« Les amis des Poldèves » : histoire d’un canular d’extrême droite
En mars 1929, Alain Mellet, journaliste du quotidien royaliste L’Action française, écrit sous une fausse identité à de nombreux parlementaires républicains pour leur demander de soutenir la lutte du « peuple poldève ». Plusieurs députés se feront piéger par ce canular.
Le 13 avril 1929, les lecteurs de L’Action française, l’« organe du nationalisme intégral » dirigé par Léon Daudet et Charles Maurras, découvrent la première partie d’une surprenante histoire. Il s’agit du premier de quatre articles narrant les aventures des représentants du « Comité de Défense Poldève ».
Ces derniers envoient des lettres aux parlementaires français dans l’espoir d’obtenir leur soutien pour la cause d’un peuple opprimé. Le texte de la première lettre décrit la situation préoccupante dans laquelle se trouvent les habitants de la Poldévie :
« En plein vingtième siècle de lumières et de Droits, près de cent mille infortunés Poldèves, esclaves modernes, halètent sous le joug de quelques dizaines de grands propriétaires terriens.
Femmes, vieillards, enfants (parce que les hommes travaillent dans les usines et dans les entreprises agricoles d’autres pays) mènent une vie misérable de bêtes. Aucun secours pour eux si la délivrance ne vient pas de la conscience mondiale que nous venons chercher dans votre cœur. […]
Donc, honoré Monsieur le Député, nous venons dire : Aidez-nous ! Nous ne demandons pas le plus petit secours en argent, mais seulement votre éminent appui moral par une lettre pour notre dossier que nous voulons présenter le mois prochain à la 3e sous-commission de la Commission des Droits des Minorités de la Société des Nations. »
La lettre, signée Lyneczi Stanthoff et Lamidaeff (lire : L’inexistant-hoff et L’ami d’A. F., pour « Action française ») est envoyée à plusieurs députés républicains qui avaient, pour la plupart, voté contre la création de congrégations missionnaires, soutenues par le parti maurassien.
__________________________________________________
● Consigne: En vous appuyant sur le texte sur le canular des Poldèves, expliquez en une à trois phrases ce que cachent les noms des signataires de la lettre, Lyneczi Stanthoff et Lamidaeff.
__________________________________________________
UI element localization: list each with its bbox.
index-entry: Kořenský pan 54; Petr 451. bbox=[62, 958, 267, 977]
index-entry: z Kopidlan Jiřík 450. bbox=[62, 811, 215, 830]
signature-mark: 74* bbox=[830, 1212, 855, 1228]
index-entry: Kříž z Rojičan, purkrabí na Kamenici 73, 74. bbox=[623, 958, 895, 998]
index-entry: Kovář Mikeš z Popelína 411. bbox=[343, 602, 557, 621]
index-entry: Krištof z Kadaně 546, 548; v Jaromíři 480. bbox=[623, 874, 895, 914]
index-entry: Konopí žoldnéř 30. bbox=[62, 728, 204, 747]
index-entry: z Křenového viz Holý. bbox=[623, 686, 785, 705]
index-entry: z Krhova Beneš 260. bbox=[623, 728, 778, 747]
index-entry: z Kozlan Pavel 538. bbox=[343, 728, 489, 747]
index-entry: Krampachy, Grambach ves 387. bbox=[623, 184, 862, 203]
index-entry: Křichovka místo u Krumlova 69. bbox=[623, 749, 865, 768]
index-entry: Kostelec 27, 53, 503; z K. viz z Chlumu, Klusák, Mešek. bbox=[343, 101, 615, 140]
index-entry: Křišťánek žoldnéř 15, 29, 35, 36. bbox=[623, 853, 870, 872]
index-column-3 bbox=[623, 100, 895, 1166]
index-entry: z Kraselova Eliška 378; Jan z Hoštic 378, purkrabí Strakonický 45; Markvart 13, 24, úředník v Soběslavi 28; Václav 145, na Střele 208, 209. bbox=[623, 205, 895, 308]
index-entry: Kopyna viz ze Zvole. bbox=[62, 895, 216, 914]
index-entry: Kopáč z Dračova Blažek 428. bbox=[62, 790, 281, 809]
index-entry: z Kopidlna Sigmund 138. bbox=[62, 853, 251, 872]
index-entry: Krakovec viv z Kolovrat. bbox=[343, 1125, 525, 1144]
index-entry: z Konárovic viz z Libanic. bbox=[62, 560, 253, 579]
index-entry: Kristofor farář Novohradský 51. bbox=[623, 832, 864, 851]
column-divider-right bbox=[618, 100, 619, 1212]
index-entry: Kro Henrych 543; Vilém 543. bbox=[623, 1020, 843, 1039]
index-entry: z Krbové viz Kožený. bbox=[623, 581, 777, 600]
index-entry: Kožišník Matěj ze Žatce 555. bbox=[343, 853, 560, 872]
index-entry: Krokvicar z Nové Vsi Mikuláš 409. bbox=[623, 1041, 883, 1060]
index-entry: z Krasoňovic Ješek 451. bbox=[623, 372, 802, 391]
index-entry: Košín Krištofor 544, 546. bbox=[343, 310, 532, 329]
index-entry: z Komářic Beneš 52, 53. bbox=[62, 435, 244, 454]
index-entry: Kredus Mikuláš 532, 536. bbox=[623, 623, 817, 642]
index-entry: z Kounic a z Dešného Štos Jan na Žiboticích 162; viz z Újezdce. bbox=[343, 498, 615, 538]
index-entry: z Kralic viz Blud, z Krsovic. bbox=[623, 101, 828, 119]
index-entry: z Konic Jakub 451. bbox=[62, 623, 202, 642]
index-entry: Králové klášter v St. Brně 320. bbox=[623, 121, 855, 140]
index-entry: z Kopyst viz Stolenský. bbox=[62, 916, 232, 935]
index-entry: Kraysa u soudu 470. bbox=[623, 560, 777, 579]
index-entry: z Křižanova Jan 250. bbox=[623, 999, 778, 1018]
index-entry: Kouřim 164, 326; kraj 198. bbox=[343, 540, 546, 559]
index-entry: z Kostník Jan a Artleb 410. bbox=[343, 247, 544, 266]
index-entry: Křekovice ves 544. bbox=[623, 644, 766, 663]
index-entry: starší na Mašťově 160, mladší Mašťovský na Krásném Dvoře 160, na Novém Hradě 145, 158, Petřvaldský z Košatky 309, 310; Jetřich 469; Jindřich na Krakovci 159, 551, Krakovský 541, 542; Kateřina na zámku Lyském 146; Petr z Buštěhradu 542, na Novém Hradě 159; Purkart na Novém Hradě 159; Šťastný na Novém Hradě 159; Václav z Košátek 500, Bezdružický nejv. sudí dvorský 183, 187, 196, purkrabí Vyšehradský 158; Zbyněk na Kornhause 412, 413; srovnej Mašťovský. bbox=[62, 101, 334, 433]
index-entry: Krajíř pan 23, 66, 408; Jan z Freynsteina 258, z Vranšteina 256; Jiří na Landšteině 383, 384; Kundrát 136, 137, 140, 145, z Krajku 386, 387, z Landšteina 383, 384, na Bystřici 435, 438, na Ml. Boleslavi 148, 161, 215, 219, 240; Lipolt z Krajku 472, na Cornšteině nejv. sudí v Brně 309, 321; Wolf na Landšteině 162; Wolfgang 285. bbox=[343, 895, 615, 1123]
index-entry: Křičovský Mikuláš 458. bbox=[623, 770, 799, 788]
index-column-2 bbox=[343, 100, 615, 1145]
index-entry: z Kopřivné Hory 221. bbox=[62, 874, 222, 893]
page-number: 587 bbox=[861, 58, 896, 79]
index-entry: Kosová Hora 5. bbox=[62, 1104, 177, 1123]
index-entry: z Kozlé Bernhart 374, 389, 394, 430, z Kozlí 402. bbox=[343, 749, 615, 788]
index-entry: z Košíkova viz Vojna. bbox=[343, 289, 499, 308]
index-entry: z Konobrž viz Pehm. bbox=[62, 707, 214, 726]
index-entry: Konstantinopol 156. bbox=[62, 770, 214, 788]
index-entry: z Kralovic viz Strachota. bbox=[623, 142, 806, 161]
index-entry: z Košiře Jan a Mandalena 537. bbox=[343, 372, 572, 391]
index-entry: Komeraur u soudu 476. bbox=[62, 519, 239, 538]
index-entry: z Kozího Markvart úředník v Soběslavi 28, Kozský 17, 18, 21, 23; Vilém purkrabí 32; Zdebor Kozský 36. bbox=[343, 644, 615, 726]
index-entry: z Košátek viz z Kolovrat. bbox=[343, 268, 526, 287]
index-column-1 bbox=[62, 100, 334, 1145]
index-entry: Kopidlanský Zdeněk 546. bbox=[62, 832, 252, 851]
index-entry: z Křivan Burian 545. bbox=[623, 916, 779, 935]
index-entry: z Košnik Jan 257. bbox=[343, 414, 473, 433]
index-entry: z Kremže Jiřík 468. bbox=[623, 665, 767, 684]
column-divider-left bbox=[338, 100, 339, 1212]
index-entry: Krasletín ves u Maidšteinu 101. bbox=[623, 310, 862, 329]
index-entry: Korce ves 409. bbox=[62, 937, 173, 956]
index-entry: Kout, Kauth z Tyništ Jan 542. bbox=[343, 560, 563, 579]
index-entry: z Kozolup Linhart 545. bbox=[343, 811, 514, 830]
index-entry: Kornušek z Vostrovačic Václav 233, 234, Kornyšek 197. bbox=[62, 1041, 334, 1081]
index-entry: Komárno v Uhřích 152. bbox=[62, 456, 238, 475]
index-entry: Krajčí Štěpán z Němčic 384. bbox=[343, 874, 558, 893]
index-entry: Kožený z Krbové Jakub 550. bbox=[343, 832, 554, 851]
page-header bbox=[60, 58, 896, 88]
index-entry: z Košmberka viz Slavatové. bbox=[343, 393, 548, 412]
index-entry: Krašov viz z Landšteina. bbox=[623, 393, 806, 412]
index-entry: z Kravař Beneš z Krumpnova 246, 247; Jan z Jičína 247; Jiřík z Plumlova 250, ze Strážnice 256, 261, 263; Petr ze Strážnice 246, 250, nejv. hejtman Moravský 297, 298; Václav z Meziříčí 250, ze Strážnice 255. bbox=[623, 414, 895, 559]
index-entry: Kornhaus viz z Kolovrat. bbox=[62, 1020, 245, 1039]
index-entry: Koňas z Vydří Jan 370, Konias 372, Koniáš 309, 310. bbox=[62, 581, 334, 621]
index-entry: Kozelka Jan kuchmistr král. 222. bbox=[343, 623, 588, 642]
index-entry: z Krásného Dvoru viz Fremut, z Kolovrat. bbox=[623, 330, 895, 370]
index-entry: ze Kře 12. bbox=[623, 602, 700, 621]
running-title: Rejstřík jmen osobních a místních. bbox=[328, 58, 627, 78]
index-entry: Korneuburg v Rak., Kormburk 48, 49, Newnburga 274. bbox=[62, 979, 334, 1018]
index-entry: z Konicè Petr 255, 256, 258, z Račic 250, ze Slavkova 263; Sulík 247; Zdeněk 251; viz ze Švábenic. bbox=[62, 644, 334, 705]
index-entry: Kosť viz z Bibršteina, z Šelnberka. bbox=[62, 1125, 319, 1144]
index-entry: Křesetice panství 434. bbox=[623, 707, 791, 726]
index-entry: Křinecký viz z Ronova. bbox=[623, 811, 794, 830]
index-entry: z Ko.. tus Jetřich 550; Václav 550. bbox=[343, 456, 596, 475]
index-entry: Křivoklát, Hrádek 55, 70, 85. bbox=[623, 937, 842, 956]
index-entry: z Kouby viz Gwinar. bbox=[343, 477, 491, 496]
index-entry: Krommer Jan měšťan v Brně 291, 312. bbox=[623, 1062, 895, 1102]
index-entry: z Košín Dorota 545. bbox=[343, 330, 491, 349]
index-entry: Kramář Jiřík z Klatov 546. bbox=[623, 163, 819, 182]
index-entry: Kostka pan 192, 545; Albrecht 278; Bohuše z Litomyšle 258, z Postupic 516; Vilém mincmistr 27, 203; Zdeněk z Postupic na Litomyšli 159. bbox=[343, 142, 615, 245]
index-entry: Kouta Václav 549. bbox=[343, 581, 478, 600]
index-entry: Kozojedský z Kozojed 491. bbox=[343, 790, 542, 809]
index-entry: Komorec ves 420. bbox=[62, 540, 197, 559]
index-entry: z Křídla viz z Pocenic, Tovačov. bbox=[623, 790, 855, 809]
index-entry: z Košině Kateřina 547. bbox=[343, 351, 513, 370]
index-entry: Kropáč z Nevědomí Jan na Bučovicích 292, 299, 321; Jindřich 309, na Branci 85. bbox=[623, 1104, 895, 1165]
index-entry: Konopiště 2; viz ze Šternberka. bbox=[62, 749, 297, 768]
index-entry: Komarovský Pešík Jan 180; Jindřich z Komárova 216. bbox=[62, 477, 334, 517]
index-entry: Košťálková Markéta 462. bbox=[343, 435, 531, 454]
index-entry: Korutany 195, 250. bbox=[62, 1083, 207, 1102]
__________________________________________________
● Résultat ci-dessous: Ces noms sont des jeux de mots. « Lyneczi Stanthoff » se lit « L'inexistant-hoff », et « Lamidaeff » se lit « L'ami d'A. F. », où A. F. signifie « Action française ».